* DATA SHOWN:
·····

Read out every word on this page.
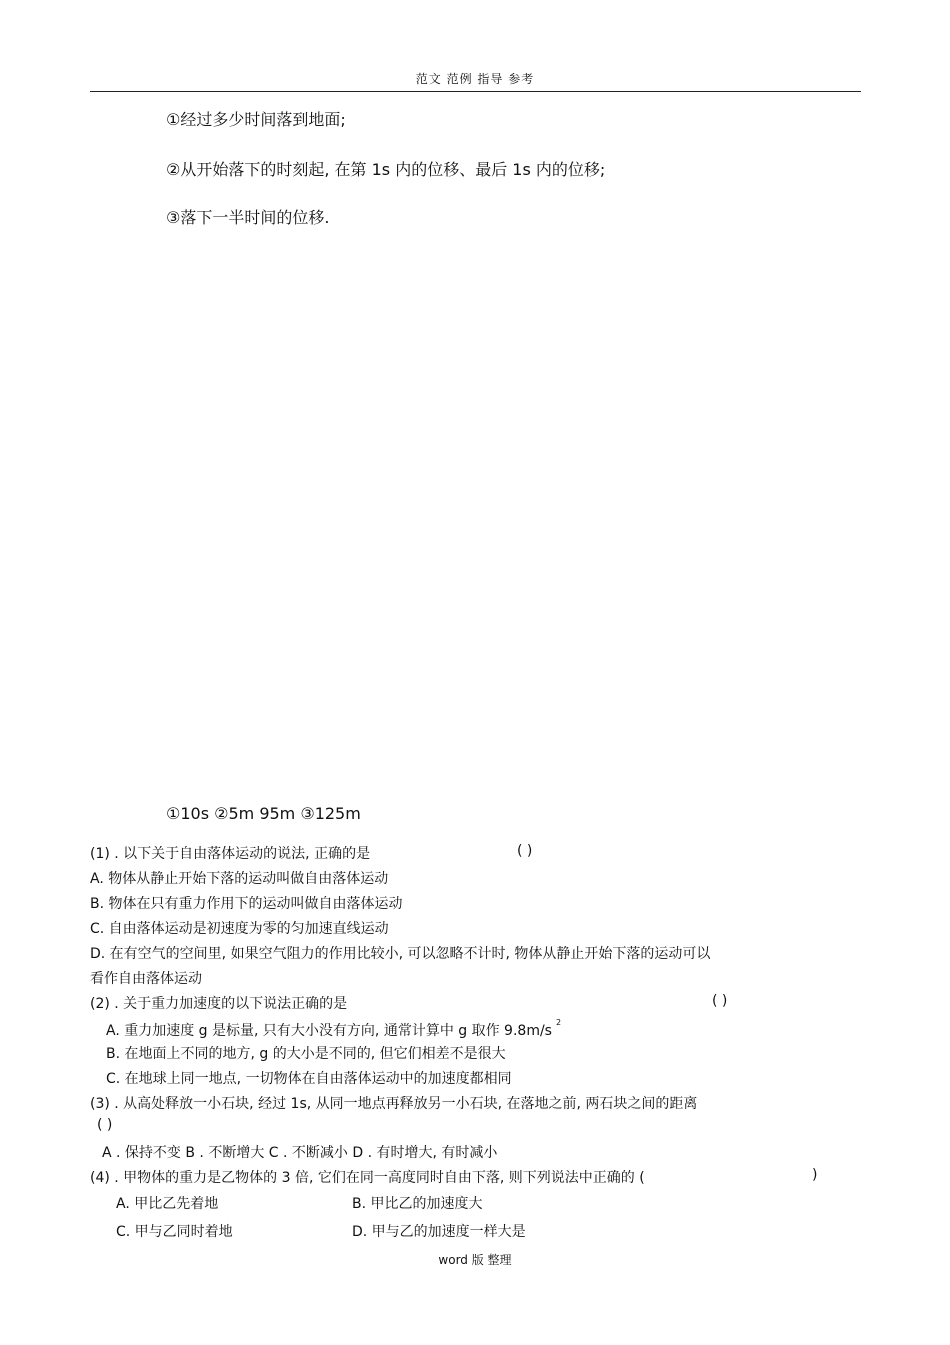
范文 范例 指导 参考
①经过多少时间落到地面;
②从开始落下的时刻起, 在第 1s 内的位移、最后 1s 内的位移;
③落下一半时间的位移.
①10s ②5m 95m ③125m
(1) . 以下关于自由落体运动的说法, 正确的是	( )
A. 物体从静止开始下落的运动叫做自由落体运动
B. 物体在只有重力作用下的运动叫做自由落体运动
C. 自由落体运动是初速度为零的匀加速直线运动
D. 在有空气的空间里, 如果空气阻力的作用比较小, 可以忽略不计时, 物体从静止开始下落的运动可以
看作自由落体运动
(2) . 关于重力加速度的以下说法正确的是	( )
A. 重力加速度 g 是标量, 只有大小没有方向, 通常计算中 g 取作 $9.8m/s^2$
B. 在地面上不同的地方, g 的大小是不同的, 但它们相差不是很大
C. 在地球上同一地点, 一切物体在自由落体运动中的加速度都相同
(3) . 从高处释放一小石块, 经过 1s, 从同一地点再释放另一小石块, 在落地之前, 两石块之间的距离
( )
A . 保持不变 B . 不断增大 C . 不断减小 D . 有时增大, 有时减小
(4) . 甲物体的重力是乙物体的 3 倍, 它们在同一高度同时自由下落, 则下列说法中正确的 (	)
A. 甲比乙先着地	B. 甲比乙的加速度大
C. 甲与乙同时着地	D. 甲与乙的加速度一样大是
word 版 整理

·····

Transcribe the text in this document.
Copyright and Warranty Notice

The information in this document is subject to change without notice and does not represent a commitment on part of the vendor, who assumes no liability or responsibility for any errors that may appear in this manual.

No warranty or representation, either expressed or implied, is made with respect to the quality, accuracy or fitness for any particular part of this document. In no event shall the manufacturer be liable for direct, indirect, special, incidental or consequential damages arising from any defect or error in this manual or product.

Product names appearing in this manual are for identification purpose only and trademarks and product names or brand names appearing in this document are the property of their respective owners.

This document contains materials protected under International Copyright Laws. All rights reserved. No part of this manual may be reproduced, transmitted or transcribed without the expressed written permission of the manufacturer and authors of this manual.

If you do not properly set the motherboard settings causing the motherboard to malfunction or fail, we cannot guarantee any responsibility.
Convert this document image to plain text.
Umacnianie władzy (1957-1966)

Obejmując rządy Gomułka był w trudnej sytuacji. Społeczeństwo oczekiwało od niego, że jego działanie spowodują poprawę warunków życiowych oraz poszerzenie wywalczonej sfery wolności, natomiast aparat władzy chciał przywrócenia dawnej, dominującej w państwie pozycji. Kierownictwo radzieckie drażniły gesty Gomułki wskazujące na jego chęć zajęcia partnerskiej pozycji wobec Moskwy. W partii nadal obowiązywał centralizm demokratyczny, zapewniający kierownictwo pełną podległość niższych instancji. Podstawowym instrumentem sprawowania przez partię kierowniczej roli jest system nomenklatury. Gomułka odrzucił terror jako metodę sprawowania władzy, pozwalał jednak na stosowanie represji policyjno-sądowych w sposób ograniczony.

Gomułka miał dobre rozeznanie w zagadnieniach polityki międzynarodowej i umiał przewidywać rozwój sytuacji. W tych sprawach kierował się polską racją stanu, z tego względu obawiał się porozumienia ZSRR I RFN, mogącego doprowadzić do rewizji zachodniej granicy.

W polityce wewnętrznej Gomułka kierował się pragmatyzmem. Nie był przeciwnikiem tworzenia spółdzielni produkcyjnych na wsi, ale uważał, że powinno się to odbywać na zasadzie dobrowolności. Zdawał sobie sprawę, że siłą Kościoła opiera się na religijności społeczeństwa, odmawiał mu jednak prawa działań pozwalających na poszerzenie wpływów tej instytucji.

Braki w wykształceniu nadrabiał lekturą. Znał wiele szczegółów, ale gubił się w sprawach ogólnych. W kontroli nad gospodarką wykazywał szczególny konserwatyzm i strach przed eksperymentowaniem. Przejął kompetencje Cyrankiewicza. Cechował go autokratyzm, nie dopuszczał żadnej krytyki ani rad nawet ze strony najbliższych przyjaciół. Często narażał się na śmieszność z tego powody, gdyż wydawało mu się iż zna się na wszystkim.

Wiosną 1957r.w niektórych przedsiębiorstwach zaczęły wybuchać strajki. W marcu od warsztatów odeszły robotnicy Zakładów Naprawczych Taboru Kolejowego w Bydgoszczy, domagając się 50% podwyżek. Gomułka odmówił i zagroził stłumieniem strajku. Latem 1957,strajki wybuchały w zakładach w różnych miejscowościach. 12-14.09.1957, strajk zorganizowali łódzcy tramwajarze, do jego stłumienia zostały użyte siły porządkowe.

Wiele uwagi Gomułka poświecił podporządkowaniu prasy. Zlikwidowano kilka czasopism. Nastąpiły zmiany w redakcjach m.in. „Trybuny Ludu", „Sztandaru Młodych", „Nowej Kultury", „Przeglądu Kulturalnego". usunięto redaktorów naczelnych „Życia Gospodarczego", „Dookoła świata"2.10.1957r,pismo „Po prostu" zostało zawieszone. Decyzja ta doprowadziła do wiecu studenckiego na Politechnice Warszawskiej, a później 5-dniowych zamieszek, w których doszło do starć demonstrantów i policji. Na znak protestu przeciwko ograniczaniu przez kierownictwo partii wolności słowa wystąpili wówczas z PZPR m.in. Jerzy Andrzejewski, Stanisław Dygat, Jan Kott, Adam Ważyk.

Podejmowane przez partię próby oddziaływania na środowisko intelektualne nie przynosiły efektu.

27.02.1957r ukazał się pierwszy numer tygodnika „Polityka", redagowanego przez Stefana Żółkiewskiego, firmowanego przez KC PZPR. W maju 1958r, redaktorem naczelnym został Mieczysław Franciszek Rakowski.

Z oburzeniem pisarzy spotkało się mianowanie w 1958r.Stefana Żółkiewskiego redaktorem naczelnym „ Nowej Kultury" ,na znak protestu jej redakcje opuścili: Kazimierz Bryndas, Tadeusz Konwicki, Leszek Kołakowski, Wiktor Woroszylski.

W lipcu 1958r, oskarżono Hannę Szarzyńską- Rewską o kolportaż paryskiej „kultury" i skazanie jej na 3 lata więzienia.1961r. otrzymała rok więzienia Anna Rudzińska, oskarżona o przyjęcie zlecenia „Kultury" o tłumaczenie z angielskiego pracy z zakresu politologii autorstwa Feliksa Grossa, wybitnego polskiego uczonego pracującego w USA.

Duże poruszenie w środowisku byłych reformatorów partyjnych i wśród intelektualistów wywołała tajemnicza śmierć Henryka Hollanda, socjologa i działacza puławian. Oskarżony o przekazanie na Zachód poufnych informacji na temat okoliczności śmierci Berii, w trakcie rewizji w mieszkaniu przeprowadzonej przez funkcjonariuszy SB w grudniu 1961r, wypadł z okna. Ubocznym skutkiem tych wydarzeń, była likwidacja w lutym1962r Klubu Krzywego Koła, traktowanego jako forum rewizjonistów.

·····

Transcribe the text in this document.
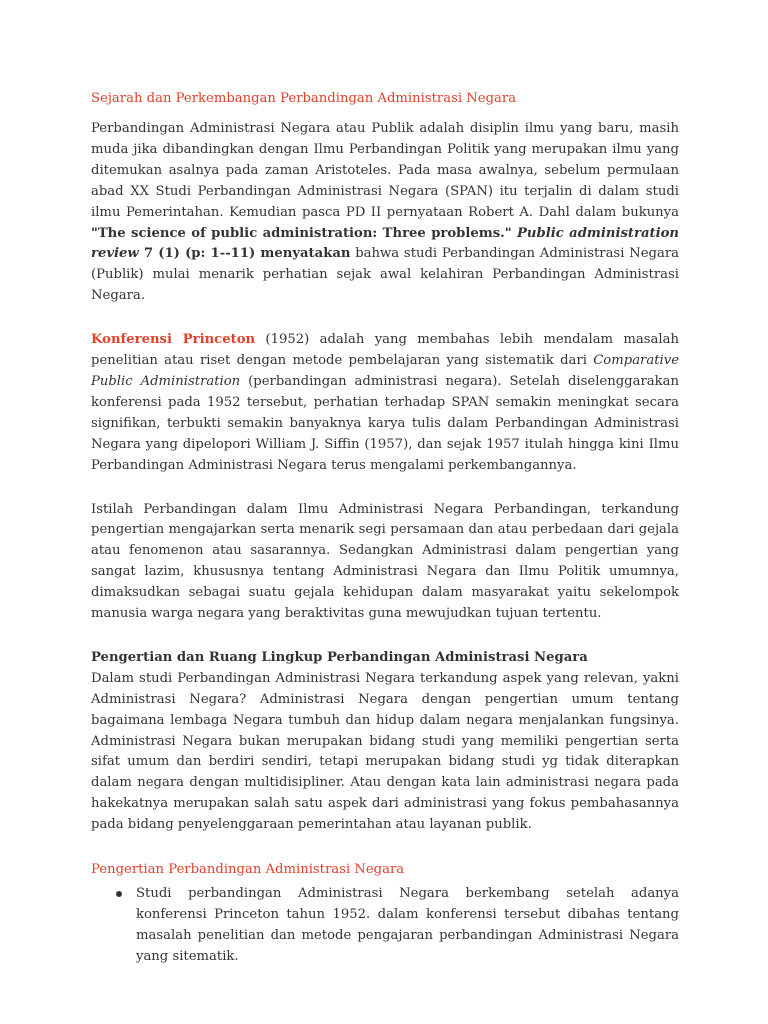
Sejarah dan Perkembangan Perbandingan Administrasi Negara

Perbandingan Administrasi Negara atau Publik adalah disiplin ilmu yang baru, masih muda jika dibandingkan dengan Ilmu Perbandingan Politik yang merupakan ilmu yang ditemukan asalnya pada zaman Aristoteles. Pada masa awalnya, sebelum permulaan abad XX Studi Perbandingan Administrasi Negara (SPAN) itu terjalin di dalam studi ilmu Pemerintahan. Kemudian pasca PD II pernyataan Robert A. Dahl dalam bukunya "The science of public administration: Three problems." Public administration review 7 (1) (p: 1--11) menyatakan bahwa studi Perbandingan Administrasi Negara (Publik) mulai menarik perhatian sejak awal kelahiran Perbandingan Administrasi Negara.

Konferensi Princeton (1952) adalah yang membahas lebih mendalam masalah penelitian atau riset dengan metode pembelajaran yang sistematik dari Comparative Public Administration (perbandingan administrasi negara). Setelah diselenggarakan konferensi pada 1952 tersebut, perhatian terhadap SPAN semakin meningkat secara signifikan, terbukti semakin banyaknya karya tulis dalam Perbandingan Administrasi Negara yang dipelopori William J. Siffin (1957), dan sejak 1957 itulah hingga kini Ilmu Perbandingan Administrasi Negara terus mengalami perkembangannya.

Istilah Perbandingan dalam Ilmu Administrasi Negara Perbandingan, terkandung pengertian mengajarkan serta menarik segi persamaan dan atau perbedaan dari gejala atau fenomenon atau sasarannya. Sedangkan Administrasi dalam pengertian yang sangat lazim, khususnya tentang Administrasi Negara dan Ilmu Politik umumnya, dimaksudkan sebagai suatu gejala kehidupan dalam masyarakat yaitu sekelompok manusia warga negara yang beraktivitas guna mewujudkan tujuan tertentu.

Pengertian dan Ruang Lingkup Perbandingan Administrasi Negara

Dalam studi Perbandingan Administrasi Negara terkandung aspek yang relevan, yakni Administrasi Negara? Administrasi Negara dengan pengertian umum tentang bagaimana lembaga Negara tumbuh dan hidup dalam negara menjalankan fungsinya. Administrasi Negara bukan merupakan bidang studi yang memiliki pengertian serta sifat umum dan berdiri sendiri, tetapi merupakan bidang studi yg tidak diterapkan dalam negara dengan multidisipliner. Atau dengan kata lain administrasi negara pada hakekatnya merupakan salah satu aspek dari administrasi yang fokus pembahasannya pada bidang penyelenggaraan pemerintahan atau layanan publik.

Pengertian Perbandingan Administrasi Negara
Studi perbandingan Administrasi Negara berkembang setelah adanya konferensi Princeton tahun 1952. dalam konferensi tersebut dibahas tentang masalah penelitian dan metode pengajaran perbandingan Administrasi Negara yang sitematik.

·····

Above are the records; copy every line in them that holds the word "Żółkiewskiego".

27.02.1957r ukazał się pierwszy numer tygodnika „Polityka", redagowanego przez Stefana Żółkiewskiego, firmowanego przez KC PZPR. W maju 1958r, redaktorem naczelnym został Mieczysław Franciszek Rakowski.
Z oburzeniem pisarzy spotkało się mianowanie w 1958r.Stefana Żółkiewskiego redaktorem naczelnym „ Nowej Kultury" ,na znak protestu jej redakcje opuścili: Kazimierz Bryndas, Tadeusz Konwicki, Leszek Kołakowski, Wiktor Woroszylski.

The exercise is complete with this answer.